- [What you will do] Copy, unchanged, the items from the line that contains "253, 304, 256]" through the line that contains "255, 132, 267]", including both of those lines.

- [Listing]
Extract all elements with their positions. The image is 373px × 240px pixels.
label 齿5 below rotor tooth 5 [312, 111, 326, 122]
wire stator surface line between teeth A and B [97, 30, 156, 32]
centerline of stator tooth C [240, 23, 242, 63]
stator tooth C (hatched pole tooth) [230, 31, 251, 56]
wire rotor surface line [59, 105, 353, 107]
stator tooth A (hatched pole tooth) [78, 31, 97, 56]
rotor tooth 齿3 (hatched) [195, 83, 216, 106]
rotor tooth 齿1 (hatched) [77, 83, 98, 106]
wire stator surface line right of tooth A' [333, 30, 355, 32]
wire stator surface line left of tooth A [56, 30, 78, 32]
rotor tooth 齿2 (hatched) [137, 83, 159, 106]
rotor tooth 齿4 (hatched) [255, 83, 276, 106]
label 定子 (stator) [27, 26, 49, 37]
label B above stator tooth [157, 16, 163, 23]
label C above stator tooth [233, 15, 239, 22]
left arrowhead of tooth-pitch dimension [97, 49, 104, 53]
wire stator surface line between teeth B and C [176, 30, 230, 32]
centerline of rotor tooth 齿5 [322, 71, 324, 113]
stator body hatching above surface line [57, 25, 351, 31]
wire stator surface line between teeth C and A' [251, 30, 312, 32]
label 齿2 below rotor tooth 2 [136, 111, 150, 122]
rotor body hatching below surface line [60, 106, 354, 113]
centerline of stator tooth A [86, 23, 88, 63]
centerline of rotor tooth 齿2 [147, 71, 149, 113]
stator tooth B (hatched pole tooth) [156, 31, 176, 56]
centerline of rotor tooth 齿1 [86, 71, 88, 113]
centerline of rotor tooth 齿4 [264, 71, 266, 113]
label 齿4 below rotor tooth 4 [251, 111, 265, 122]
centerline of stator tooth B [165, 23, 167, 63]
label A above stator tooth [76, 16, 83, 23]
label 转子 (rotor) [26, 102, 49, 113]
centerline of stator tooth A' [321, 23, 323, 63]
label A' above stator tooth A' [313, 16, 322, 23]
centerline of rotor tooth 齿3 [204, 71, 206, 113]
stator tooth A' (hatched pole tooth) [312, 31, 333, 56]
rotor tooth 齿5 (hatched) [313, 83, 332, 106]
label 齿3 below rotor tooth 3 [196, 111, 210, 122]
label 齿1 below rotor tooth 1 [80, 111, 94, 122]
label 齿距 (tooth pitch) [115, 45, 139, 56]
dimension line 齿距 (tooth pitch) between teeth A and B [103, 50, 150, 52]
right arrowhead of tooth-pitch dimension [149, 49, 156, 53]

...

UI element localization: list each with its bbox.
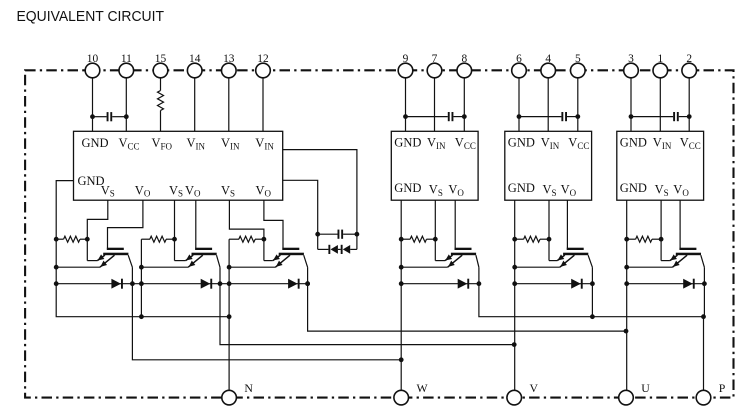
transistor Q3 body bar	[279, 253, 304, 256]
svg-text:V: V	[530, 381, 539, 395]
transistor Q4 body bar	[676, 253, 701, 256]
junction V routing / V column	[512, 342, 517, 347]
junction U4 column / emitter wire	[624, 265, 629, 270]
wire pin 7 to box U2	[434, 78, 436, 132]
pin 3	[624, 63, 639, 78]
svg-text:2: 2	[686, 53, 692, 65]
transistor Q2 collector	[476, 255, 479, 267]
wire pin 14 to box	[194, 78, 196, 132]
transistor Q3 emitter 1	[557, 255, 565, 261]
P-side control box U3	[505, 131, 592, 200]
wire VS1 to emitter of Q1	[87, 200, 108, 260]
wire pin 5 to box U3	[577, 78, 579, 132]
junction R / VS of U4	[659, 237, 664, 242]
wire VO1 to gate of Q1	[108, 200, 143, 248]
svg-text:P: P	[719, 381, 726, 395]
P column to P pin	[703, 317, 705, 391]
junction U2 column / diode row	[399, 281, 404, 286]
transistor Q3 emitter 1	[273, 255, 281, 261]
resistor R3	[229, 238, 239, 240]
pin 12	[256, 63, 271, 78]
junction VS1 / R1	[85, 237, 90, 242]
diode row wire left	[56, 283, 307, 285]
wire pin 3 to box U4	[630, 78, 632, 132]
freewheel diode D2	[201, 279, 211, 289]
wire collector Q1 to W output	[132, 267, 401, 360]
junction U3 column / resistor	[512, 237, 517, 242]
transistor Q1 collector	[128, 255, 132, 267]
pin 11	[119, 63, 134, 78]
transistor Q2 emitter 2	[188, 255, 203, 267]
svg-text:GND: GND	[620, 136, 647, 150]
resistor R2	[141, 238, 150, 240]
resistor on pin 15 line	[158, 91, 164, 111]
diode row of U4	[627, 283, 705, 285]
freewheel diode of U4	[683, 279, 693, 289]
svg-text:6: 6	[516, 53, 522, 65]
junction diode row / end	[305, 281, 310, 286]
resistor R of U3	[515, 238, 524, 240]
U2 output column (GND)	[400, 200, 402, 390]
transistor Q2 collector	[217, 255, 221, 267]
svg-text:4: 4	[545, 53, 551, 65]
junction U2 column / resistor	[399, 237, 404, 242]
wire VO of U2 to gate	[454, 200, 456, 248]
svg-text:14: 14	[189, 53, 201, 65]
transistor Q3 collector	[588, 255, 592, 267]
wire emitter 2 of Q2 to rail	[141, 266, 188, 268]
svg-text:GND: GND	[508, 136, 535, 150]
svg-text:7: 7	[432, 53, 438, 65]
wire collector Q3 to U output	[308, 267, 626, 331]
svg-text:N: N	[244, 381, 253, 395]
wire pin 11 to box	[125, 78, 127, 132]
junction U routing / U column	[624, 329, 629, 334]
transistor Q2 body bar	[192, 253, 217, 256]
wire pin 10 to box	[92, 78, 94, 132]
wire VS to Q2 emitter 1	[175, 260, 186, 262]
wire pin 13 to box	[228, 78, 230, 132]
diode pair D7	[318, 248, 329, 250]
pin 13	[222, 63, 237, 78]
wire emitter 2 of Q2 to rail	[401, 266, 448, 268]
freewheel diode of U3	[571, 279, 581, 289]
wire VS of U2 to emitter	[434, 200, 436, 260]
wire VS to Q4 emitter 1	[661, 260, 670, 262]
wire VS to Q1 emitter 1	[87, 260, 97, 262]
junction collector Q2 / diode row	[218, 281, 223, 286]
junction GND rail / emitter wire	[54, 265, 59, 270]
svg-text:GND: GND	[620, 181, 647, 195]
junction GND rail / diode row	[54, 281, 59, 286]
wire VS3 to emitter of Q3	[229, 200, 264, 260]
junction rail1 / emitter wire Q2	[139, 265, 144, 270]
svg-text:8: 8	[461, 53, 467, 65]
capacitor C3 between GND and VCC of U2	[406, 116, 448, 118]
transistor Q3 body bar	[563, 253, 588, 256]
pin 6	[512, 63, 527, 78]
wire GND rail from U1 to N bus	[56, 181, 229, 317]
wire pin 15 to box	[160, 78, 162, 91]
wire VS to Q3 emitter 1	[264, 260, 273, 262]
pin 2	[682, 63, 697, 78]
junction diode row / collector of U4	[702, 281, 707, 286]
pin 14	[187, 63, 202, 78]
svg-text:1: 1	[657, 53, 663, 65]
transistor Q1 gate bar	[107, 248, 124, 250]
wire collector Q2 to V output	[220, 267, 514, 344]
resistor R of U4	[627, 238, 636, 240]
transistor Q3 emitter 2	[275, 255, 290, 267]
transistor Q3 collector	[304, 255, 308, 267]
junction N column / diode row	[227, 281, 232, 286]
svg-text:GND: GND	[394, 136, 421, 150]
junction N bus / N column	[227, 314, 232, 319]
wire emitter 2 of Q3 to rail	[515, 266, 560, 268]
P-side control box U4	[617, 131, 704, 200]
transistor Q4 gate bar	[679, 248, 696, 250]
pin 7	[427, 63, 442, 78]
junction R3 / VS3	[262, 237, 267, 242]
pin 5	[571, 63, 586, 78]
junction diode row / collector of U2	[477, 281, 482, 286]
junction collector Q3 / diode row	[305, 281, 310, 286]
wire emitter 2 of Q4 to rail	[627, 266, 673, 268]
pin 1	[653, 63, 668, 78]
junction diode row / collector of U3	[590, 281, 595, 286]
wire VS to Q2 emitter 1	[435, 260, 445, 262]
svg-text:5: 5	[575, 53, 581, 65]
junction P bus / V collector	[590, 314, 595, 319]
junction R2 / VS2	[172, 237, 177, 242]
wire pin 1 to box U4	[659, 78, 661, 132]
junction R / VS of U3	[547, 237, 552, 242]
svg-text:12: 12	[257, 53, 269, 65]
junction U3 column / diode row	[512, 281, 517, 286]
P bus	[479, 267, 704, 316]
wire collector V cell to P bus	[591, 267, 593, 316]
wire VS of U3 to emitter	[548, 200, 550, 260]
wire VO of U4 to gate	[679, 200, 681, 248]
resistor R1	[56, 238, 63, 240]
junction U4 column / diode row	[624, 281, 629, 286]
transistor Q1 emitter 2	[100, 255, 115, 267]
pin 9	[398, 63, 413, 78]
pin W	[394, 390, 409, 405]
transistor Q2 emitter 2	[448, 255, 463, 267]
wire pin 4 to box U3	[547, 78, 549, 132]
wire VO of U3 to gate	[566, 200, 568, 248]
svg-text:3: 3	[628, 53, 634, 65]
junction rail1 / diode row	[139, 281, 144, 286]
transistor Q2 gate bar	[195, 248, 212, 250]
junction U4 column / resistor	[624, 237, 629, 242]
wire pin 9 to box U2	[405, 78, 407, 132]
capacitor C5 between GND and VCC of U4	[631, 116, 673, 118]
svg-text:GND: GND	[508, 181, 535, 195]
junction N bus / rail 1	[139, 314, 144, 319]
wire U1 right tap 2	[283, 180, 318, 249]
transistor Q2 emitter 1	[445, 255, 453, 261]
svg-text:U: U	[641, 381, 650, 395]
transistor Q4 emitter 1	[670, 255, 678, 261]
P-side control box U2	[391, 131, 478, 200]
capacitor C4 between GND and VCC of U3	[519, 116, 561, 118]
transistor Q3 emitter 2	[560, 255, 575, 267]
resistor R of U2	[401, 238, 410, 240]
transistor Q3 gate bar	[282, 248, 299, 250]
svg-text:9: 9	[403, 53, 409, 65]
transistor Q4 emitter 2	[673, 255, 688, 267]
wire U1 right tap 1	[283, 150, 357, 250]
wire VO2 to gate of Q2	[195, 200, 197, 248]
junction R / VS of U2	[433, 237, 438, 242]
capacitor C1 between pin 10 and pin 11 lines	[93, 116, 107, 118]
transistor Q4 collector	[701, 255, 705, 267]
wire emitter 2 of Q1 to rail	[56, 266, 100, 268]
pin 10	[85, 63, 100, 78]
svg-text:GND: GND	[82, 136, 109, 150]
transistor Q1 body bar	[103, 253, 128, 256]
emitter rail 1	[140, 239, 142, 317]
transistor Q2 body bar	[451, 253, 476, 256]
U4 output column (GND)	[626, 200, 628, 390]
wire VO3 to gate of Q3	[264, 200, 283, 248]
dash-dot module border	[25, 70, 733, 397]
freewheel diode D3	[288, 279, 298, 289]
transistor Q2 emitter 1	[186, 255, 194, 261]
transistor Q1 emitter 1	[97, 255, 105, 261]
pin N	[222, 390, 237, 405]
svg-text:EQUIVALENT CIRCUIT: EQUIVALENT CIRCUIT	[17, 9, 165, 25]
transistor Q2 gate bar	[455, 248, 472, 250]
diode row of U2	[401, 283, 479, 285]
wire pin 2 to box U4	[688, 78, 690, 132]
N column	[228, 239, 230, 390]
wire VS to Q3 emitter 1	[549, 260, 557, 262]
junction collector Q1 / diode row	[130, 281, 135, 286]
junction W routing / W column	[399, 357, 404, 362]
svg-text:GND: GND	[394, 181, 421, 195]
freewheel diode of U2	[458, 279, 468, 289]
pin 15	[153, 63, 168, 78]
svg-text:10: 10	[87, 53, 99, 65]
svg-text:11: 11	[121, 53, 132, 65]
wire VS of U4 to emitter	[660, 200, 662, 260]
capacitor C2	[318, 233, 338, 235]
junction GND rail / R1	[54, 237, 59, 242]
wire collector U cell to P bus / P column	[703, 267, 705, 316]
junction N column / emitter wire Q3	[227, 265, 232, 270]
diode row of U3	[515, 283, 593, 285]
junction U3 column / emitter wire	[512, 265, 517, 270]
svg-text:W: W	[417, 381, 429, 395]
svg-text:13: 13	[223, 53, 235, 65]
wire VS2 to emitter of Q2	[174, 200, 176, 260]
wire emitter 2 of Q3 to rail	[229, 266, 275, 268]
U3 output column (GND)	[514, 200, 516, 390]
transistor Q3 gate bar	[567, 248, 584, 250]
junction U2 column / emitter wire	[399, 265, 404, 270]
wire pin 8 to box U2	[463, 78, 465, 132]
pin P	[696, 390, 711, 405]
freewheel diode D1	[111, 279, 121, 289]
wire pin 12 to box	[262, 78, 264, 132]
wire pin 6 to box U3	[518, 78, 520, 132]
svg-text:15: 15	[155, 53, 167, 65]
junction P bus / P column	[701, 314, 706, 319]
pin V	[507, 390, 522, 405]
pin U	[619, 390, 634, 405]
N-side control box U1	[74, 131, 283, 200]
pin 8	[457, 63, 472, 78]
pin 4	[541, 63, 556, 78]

---

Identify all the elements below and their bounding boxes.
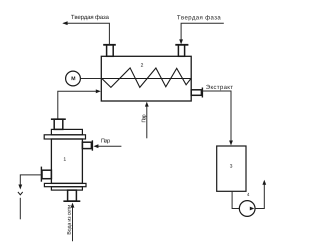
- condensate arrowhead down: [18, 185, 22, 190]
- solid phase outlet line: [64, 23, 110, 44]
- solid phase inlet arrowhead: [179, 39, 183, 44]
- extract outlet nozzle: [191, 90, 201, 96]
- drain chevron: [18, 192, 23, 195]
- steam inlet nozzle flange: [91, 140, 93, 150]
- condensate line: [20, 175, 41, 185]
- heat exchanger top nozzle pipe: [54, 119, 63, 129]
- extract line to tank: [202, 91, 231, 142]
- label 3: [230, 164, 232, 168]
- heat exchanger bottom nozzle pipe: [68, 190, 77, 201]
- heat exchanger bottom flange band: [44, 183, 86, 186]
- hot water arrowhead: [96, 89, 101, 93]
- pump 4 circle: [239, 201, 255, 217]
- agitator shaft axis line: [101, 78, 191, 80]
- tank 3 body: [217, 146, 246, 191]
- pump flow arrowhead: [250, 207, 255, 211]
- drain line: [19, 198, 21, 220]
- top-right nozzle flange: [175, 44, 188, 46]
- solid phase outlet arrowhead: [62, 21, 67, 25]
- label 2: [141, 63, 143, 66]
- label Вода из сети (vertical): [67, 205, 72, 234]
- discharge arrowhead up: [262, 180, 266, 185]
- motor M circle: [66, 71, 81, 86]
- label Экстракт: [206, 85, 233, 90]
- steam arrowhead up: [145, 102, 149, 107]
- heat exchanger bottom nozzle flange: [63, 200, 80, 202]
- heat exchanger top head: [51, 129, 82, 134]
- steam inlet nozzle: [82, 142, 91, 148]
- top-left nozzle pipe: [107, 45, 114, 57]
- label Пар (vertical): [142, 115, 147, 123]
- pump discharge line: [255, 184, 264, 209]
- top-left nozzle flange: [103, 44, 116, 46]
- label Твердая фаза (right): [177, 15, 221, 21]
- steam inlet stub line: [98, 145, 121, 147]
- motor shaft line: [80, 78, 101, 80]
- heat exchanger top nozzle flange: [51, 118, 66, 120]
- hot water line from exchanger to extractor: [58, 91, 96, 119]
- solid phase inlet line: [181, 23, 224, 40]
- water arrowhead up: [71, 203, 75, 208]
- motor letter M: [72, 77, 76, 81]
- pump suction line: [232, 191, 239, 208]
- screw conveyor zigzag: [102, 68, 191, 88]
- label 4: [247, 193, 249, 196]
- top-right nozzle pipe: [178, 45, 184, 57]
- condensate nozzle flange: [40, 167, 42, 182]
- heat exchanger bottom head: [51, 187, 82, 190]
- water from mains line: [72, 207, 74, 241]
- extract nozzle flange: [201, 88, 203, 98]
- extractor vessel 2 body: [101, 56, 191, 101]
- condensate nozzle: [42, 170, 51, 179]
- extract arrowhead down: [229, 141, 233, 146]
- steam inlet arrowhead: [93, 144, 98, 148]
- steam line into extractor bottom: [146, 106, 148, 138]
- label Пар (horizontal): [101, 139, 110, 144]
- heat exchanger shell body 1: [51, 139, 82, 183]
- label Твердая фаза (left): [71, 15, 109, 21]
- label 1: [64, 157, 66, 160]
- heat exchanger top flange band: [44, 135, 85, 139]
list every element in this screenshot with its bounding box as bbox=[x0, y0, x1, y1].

- [Answer to the problem]
transistor Q3 body bar	[279, 253, 304, 256]
svg-text:V: V	[530, 381, 539, 395]
transistor Q4 body bar	[676, 253, 701, 256]
junction V routing / V column	[512, 342, 517, 347]
junction U4 column / emitter wire	[624, 265, 629, 270]
wire pin 7 to box U2	[434, 78, 436, 132]
pin 3	[624, 63, 639, 78]
svg-text:2: 2	[686, 53, 692, 65]
transistor Q2 collector	[476, 255, 479, 267]
wire pin 14 to box	[194, 78, 196, 132]
transistor Q3 emitter 1	[557, 255, 565, 261]
P-side control box U3	[505, 131, 592, 200]
wire VS1 to emitter of Q1	[87, 200, 108, 260]
wire pin 5 to box U3	[577, 78, 579, 132]
junction R / VS of U4	[659, 237, 664, 242]
wire VO1 to gate of Q1	[108, 200, 143, 248]
svg-text:P: P	[719, 381, 726, 395]
P column to P pin	[703, 317, 705, 391]
junction U2 column / diode row	[399, 281, 404, 286]
transistor Q3 emitter 1	[273, 255, 281, 261]
resistor R3	[229, 238, 239, 240]
pin 12	[256, 63, 271, 78]
junction VS1 / R1	[85, 237, 90, 242]
diode row wire left	[56, 283, 307, 285]
wire pin 3 to box U4	[630, 78, 632, 132]
freewheel diode D2	[201, 279, 211, 289]
wire collector Q1 to W output	[132, 267, 401, 360]
junction U3 column / resistor	[512, 237, 517, 242]
transistor Q1 collector	[128, 255, 132, 267]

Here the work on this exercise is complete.